Give the material again in full, matching it exactly.

Stored records
-- start --

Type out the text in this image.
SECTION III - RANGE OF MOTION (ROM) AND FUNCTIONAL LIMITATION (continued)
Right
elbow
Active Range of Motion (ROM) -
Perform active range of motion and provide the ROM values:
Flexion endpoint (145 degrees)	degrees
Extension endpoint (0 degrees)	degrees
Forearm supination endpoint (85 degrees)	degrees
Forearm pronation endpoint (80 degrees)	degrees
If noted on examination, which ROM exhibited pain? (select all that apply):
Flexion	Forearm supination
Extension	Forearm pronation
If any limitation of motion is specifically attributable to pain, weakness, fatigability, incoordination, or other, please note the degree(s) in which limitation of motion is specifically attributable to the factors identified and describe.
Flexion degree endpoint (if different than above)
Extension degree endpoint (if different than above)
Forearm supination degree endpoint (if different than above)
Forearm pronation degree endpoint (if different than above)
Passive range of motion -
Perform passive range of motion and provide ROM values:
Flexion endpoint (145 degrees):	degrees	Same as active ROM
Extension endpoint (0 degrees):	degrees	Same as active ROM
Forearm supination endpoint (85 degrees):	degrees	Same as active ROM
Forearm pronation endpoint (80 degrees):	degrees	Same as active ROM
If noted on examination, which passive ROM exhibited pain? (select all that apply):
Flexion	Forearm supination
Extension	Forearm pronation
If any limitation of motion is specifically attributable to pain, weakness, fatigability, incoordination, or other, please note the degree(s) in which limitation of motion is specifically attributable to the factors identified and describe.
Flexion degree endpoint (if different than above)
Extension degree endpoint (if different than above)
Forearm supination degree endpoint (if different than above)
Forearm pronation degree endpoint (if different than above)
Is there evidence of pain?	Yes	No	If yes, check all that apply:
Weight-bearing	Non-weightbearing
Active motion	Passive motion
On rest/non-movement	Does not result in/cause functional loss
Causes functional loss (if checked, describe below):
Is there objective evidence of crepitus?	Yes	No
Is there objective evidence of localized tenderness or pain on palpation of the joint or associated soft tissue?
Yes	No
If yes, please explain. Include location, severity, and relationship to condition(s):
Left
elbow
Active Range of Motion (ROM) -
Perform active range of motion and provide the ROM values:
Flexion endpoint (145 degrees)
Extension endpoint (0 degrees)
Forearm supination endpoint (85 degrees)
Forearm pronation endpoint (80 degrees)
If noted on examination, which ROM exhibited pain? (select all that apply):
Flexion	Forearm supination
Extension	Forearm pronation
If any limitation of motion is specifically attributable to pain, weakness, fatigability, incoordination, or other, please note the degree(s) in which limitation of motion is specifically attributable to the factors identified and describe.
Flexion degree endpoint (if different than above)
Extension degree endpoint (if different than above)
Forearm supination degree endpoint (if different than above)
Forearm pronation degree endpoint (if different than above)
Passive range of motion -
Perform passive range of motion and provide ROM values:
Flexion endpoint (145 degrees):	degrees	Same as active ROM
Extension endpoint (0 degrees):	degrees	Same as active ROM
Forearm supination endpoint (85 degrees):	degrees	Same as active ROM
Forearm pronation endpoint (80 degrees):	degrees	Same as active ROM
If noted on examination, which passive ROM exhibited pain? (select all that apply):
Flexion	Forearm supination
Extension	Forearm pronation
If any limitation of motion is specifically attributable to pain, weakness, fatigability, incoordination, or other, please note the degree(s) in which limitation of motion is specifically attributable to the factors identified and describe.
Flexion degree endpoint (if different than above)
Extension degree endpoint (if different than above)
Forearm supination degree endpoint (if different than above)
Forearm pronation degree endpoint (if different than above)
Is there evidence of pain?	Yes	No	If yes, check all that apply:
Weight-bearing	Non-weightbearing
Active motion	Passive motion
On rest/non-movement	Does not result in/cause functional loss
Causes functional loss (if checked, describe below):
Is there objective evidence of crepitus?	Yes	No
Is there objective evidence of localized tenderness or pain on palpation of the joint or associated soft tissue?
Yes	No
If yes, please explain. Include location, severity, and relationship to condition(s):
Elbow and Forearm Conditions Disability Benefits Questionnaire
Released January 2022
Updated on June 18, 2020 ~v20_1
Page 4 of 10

-- end --

**SOLUTION FOR THIS EXERCISE**
Type out the text in this image.
SECTION III - RANGE OF MOTION (ROM) AND FUNCTIONAL LIMITATION (continued)
Right
elbow
Active Range of Motion (ROM) -
Perform active range of motion and provide the ROM values:
Flexion endpoint (145 degrees)	degrees
Extension endpoint (0 degrees)	degrees
Forearm supination endpoint (85 degrees)	degrees
Forearm pronation endpoint (80 degrees)	degrees
If noted on examination, which ROM exhibited pain? (select all that apply):
Flexion	Forearm supination
Extension	Forearm pronation
If any limitation of motion is specifically attributable to pain, weakness, fatigability, incoordination, or other, please note the degree(s) in which limitation of motion is specifically attributable to the factors identified and describe.
Flexion degree endpoint (if different than above)
Extension degree endpoint (if different than above)
Forearm supination degree endpoint (if different than above)
Forearm pronation degree endpoint (if different than above)
Passive range of motion -
Perform passive range of motion and provide ROM values:
Flexion endpoint (145 degrees):	degrees	Same as active ROM
Extension endpoint (0 degrees):	degrees	Same as active ROM
Forearm supination endpoint (85 degrees):	degrees	Same as active ROM
Forearm pronation endpoint (80 degrees):	degrees	Same as active ROM
If noted on examination, which passive ROM exhibited pain? (select all that apply):
Flexion	Forearm supination
Extension	Forearm pronation
If any limitation of motion is specifically attributable to pain, weakness, fatigability, incoordination, or other, please note the degree(s) in which limitation of motion is specifically attributable to the factors identified and describe.
Flexion degree endpoint (if different than above)
Extension degree endpoint (if different than above)
Forearm supination degree endpoint (if different than above)
Forearm pronation degree endpoint (if different than above)
Is there evidence of pain?	Yes	No	If yes, check all that apply:
Weight-bearing	Non-weightbearing
Active motion	Passive motion
On rest/non-movement	Does not result in/cause functional loss
Causes functional loss (if checked, describe below):
Is there objective evidence of crepitus?	Yes	No
Is there objective evidence of localized tenderness or pain on palpation of the joint or associated soft tissue?
Yes	No
If yes, please explain. Include location, severity, and relationship to condition(s):
Left
elbow
Active Range of Motion (ROM) -
Perform active range of motion and provide the ROM values:
Flexion endpoint (145 degrees)
Extension endpoint (0 degrees)
Forearm supination endpoint (85 degrees)
Forearm pronation endpoint (80 degrees)
If noted on examination, which ROM exhibited pain? (select all that apply):
Flexion	Forearm supination
Extension	Forearm pronation
If any limitation of motion is specifically attributable to pain, weakness, fatigability, incoordination, or other, please note the degree(s) in which limitation of motion is specifically attributable to the factors identified and describe.
Flexion degree endpoint (if different than above)
Extension degree endpoint (if different than above)
Forearm supination degree endpoint (if different than above)
Forearm pronation degree endpoint (if different than above)
Passive range of motion -
Perform passive range of motion and provide ROM values:
Flexion endpoint (145 degrees):	degrees	Same as active ROM
Extension endpoint (0 degrees):	degrees	Same as active ROM
Forearm supination endpoint (85 degrees):	degrees	Same as active ROM
Forearm pronation endpoint (80 degrees):	degrees	Same as active ROM
If noted on examination, which passive ROM exhibited pain? (select all that apply):
Flexion	Forearm supination
Extension	Forearm pronation
If any limitation of motion is specifically attributable to pain, weakness, fatigability, incoordination, or other, please note the degree(s) in which limitation of motion is specifically attributable to the factors identified and describe.
Flexion degree endpoint (if different than above)
Extension degree endpoint (if different than above)
Forearm supination degree endpoint (if different than above)
Forearm pronation degree endpoint (if different than above)
Is there evidence of pain?	Yes	No	If yes, check all that apply:
Weight-bearing	Non-weightbearing
Active motion	Passive motion
On rest/non-movement	Does not result in/cause functional loss
Causes functional loss (if checked, describe below):
Is there objective evidence of crepitus?	Yes	No
Is there objective evidence of localized tenderness or pain on palpation of the joint or associated soft tissue?
Yes	No
If yes, please explain. Include location, severity, and relationship to condition(s):
Elbow and Forearm Conditions Disability Benefits Questionnaire
Released January 2022
Updated on June 18, 2020 ~v20_1
Page 4 of 10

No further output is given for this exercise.